== Directions ==
Take the line that contains "Parse this screenshot: output" as the first and the last line of the material as the final one; set down exactly the lines in that span.

== Exercise data ==
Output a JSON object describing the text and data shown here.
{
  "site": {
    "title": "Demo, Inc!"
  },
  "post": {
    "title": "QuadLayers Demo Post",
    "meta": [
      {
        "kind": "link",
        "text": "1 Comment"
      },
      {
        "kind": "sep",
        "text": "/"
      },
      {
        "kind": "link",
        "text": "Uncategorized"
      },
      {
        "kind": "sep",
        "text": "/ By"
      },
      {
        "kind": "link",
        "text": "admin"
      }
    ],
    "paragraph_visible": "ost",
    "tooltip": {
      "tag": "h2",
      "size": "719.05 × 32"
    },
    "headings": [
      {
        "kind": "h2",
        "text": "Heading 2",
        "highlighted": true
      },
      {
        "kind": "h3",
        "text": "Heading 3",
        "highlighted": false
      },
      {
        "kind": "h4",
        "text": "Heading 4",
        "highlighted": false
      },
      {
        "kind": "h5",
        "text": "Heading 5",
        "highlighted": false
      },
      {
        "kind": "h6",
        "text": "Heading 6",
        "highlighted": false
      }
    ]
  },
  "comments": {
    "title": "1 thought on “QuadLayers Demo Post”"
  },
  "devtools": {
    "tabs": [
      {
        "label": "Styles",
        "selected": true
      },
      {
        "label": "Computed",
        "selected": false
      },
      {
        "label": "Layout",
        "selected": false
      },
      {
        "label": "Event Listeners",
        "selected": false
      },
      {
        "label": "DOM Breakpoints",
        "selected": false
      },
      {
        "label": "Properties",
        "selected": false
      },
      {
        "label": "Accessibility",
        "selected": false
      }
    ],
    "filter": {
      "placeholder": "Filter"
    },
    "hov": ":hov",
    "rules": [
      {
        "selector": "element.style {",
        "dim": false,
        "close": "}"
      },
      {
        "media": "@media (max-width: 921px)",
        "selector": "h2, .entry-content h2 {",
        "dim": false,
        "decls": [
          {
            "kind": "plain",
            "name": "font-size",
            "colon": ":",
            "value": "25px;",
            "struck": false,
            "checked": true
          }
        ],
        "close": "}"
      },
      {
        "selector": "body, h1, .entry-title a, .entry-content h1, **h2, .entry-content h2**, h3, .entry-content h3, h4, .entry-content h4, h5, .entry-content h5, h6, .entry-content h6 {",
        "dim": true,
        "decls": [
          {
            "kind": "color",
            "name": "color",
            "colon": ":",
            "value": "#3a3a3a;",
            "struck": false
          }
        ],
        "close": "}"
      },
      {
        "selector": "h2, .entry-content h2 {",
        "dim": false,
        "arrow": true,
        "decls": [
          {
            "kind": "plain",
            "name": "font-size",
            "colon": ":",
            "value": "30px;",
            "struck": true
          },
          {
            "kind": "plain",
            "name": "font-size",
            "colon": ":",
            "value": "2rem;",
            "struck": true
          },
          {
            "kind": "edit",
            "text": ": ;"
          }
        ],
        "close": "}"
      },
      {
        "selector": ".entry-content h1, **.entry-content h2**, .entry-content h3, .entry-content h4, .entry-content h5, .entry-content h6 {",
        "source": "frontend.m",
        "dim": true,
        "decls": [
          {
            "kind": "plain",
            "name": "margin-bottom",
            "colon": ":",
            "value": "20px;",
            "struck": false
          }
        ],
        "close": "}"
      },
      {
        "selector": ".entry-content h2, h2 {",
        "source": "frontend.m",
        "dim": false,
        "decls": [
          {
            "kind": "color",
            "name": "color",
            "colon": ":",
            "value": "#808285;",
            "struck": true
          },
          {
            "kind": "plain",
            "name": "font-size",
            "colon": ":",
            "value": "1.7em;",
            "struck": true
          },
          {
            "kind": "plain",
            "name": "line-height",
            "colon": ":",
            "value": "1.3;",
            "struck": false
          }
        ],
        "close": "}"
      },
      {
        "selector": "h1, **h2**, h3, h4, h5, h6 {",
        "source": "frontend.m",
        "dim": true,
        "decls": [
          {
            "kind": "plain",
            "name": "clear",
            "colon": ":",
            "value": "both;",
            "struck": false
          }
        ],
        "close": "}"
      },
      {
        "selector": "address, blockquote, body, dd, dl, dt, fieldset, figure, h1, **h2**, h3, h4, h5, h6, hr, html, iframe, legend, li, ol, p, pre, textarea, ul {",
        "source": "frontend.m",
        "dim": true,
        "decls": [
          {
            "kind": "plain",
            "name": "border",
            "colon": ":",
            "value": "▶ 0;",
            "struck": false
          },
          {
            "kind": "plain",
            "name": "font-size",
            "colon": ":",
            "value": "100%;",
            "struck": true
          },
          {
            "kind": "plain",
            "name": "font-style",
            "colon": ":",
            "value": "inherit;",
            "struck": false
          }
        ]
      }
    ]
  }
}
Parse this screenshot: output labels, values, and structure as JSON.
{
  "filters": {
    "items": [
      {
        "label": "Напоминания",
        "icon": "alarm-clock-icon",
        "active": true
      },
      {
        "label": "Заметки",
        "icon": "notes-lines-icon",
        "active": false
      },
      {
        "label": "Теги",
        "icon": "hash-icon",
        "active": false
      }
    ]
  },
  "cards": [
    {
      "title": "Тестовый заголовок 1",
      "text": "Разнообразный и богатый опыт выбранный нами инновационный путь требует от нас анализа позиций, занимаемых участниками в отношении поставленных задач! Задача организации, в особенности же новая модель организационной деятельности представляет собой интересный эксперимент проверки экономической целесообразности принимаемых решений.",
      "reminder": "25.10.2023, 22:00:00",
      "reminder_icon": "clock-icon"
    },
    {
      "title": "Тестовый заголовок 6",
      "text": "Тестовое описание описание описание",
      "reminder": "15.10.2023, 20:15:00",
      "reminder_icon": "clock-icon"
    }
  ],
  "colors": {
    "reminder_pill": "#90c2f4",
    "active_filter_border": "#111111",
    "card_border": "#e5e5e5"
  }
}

== Exercise result ==
Parse this screenshot: output labels, values, and structure as JSON.
{
  "filters": {
    "items": [
      {
        "label": "Напоминания",
        "icon": "alarm-clock-icon",
        "active": true
      },
      {
        "label": "Заметки",
        "icon": "notes-lines-icon",
        "active": false
      },
      {
        "label": "Теги",
        "icon": "hash-icon",
        "active": false
      }
    ]
  },
  "cards": [
    {
      "title": "Тестовый заголовок 1",
      "text": "Разнообразный и богатый опыт выбранный нами инновационный путь требует от нас анализа позиций, занимаемых участниками в отношении поставленных задач! Задача организации, в особенности же новая модель организационной деятельности представляет собой интересный эксперимент проверки экономической целесообразности принимаемых решений.",
      "reminder": "25.10.2023, 22:00:00",
      "reminder_icon": "clock-icon"
    },
    {
      "title": "Тестовый заголовок 6",
      "text": "Тестовое описание описание описание",
      "reminder": "15.10.2023, 20:15:00",
      "reminder_icon": "clock-icon"
    }
  ],
  "colors": {
    "reminder_pill": "#90c2f4",
    "active_filter_border": "#111111",
    "card_border": "#e5e5e5"
  }
}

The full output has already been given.